● Exercise task: Find each line with "value" and copy it.

** BEGIN Data for the task **

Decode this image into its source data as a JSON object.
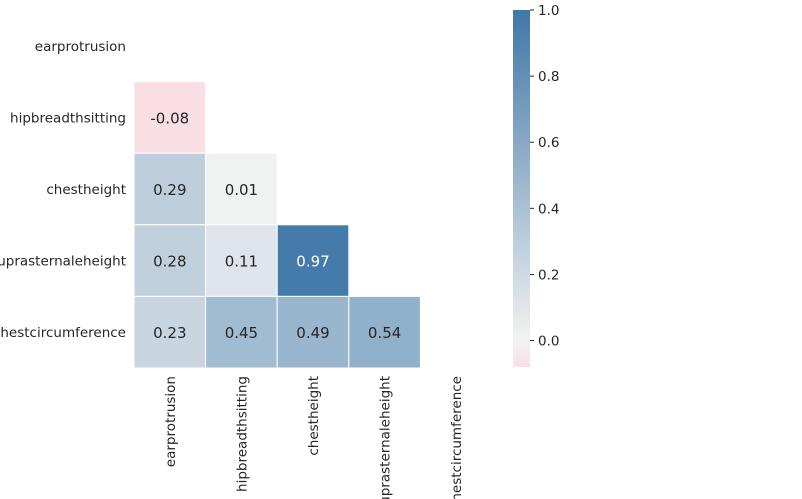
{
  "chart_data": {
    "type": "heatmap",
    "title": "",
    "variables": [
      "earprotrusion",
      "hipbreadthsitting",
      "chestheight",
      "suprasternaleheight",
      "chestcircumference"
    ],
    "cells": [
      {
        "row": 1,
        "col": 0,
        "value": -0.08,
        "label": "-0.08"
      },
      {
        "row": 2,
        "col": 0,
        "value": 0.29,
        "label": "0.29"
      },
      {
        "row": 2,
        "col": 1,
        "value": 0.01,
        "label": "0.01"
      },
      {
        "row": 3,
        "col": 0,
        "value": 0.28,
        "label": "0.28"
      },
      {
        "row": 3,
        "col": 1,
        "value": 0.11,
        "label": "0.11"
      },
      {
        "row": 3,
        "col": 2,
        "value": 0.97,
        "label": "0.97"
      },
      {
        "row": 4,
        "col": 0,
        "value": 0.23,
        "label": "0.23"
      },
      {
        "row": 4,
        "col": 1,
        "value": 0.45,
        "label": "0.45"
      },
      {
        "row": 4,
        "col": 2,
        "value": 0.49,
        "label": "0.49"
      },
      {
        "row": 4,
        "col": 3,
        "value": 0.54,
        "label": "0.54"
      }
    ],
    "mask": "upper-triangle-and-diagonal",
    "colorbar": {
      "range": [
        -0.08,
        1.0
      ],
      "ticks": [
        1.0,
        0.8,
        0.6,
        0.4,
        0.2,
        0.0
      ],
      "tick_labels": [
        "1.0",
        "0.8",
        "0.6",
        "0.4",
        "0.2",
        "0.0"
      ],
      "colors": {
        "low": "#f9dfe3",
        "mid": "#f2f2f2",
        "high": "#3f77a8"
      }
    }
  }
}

** END Data for the task **

● Result of this task:
        "value": -0.08,
        "value": 0.29,
        "value": 0.01,
        "value": 0.28,
        "value": 0.11,
        "value": 0.97,
        "value": 0.23,
        "value": 0.45,
        "value": 0.49,
        "value": 0.54,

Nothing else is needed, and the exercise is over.